→ **GIVEN REQUEST**:
In the listing below, find every line containing "quantize" and copy it out.

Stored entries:

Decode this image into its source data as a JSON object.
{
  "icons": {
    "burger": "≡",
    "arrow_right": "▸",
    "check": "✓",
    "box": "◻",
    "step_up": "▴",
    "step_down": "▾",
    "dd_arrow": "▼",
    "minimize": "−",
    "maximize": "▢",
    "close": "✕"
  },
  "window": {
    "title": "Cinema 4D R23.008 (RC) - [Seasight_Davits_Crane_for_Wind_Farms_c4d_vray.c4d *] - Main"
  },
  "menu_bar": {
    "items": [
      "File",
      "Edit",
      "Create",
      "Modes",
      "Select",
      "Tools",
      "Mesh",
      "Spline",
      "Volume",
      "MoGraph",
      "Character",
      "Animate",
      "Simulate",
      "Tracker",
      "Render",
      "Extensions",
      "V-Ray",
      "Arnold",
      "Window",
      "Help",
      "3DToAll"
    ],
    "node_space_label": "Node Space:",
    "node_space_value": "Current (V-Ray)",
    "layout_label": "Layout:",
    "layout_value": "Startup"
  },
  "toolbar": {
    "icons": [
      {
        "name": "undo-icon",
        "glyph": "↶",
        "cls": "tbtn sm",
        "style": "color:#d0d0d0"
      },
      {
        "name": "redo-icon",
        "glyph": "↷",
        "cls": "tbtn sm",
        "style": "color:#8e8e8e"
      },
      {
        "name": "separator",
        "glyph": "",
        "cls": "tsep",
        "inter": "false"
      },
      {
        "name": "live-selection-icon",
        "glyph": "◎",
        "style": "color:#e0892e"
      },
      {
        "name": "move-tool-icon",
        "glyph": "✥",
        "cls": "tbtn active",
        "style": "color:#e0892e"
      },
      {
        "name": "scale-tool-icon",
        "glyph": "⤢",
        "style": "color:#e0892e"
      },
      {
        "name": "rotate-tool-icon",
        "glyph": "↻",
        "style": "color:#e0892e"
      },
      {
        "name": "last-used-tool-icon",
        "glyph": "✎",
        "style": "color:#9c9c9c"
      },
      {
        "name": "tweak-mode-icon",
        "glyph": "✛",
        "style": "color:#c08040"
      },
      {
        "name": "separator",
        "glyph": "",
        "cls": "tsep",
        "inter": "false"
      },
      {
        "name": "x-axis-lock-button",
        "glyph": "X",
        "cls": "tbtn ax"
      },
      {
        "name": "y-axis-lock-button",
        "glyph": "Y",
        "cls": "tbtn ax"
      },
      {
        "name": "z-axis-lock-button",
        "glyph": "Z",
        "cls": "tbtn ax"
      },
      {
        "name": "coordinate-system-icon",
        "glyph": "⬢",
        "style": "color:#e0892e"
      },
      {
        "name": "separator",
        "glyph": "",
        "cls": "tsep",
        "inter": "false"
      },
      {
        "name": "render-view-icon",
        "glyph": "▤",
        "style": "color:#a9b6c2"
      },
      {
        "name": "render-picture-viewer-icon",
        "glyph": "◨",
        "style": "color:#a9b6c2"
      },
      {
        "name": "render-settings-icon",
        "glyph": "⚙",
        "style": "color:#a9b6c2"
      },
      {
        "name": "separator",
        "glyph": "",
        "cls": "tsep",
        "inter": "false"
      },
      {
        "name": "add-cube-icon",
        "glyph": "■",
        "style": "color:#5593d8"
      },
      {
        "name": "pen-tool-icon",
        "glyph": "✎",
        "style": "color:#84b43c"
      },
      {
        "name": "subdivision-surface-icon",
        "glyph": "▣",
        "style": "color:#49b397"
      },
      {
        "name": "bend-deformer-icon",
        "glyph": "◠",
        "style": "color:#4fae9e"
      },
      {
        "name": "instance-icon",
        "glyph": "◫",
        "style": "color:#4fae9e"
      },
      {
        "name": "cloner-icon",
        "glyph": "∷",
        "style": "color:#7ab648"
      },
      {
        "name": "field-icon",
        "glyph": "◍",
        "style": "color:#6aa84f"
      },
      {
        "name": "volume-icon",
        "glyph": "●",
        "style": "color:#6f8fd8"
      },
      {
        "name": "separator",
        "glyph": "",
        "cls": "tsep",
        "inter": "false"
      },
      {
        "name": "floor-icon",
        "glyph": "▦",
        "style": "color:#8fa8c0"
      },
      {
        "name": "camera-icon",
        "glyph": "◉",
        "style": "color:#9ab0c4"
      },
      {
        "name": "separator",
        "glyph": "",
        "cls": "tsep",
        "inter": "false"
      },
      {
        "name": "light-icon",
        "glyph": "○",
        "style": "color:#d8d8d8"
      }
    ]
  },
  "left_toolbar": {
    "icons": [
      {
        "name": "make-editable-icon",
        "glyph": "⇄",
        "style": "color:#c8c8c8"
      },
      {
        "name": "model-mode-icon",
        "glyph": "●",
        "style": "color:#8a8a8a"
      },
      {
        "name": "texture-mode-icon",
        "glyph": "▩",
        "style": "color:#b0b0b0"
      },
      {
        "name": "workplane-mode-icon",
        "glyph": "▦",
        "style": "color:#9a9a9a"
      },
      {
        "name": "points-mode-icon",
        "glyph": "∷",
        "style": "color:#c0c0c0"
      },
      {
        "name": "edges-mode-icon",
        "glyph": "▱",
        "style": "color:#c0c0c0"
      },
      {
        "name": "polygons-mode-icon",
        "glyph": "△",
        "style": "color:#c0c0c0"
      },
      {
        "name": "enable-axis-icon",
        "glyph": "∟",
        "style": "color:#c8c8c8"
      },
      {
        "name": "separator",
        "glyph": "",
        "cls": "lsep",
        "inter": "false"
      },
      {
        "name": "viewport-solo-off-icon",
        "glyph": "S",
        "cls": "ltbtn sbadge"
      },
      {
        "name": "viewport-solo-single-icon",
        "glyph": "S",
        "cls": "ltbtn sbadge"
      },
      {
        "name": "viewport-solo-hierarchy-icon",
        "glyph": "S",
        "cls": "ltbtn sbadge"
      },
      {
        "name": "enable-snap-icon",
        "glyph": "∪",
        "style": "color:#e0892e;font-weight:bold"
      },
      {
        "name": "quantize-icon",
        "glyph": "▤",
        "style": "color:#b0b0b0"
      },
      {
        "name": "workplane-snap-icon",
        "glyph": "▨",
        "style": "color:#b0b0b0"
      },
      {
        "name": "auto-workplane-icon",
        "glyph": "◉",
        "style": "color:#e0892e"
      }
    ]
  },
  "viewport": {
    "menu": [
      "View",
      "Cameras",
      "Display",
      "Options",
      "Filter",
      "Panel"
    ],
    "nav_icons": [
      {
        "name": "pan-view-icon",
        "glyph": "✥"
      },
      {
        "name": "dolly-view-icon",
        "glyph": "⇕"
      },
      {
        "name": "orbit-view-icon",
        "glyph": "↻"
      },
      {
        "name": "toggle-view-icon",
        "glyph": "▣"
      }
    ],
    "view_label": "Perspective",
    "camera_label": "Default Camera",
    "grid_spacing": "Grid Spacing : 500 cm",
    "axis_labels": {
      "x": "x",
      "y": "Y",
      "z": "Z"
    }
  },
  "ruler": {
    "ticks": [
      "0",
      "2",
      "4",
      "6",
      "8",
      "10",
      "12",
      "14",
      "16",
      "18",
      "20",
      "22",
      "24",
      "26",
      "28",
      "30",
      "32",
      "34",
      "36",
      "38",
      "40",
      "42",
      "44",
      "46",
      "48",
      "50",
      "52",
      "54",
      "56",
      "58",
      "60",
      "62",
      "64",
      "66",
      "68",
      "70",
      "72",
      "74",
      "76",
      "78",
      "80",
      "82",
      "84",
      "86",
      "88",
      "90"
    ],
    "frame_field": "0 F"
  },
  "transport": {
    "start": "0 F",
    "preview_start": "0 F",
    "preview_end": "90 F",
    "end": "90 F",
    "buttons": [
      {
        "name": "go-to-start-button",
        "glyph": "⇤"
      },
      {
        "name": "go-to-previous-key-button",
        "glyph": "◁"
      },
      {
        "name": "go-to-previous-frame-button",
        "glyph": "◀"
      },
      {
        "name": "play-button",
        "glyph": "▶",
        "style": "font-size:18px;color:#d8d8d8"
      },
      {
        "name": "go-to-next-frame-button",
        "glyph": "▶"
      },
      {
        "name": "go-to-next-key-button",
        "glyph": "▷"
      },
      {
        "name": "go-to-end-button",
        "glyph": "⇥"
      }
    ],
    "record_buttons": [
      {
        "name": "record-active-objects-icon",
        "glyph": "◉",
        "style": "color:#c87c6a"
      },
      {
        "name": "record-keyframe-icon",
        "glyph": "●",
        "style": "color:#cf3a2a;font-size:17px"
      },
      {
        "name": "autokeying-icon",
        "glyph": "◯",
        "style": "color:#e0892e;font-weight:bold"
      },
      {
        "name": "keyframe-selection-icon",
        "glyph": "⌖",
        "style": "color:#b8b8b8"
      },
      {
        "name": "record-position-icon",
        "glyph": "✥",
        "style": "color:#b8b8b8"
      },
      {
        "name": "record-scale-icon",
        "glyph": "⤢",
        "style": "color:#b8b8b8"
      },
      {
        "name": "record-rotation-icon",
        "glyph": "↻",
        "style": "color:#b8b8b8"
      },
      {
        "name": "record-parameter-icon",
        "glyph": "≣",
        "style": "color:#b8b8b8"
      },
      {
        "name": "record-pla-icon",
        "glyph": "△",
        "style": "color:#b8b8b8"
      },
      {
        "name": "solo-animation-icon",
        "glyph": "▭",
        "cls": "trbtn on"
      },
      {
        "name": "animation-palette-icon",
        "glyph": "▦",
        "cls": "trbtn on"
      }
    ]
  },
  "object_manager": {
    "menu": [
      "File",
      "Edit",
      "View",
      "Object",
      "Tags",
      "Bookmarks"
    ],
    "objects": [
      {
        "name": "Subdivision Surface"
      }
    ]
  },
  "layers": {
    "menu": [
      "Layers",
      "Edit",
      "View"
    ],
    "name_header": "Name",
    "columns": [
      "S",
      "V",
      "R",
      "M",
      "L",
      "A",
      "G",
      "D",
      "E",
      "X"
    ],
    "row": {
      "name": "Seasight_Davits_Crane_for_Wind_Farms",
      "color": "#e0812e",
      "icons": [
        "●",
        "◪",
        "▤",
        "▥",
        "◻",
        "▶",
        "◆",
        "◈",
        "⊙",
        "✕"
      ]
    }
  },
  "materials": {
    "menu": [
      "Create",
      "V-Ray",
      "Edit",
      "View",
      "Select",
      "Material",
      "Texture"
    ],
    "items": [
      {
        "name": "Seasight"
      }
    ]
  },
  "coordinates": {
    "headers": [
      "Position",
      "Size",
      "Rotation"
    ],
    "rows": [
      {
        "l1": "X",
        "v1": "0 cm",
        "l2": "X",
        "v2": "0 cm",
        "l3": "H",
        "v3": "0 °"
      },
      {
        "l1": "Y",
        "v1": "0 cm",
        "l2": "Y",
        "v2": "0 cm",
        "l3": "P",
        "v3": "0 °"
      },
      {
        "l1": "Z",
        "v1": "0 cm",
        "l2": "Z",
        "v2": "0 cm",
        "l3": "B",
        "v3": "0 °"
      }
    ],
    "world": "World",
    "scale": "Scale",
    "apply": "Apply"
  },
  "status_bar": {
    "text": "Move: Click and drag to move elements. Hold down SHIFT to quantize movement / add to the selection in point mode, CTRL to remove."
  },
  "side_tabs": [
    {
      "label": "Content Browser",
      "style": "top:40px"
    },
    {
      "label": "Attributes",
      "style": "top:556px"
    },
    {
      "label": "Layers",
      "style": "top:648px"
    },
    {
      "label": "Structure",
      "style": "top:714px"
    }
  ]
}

→ **SOLVED PROBLEM**:
        "name": "quantize-icon",
    "text": "Move: Click and drag to move elements. Hold down SHIFT to quantize movement / add to the selection in point mode, CTRL to remove."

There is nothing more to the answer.